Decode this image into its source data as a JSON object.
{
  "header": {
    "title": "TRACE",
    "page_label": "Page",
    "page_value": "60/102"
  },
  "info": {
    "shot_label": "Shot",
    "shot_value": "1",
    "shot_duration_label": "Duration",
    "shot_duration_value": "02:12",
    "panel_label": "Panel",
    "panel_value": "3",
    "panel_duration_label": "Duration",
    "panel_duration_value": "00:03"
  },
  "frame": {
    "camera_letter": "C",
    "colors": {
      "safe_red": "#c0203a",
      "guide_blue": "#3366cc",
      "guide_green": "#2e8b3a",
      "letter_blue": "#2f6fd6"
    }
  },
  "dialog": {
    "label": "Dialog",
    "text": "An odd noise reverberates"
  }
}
——————
WHAT THE TASK ASKS: Copy all the entries verbatim.

WRITTEN RESPONSE:
Decode this image into its source data as a JSON object.
{
  "header": {
    "title": "TRACE",
    "page_label": "Page",
    "page_value": "60/102"
  },
  "info": {
    "shot_label": "Shot",
    "shot_value": "1",
    "shot_duration_label": "Duration",
    "shot_duration_value": "02:12",
    "panel_label": "Panel",
    "panel_value": "3",
    "panel_duration_label": "Duration",
    "panel_duration_value": "00:03"
  },
  "frame": {
    "camera_letter": "C",
    "colors": {
      "safe_red": "#c0203a",
      "guide_blue": "#3366cc",
      "guide_green": "#2e8b3a",
      "letter_blue": "#2f6fd6"
    }
  },
  "dialog": {
    "label": "Dialog",
    "text": "An odd noise reverberates"
  }
}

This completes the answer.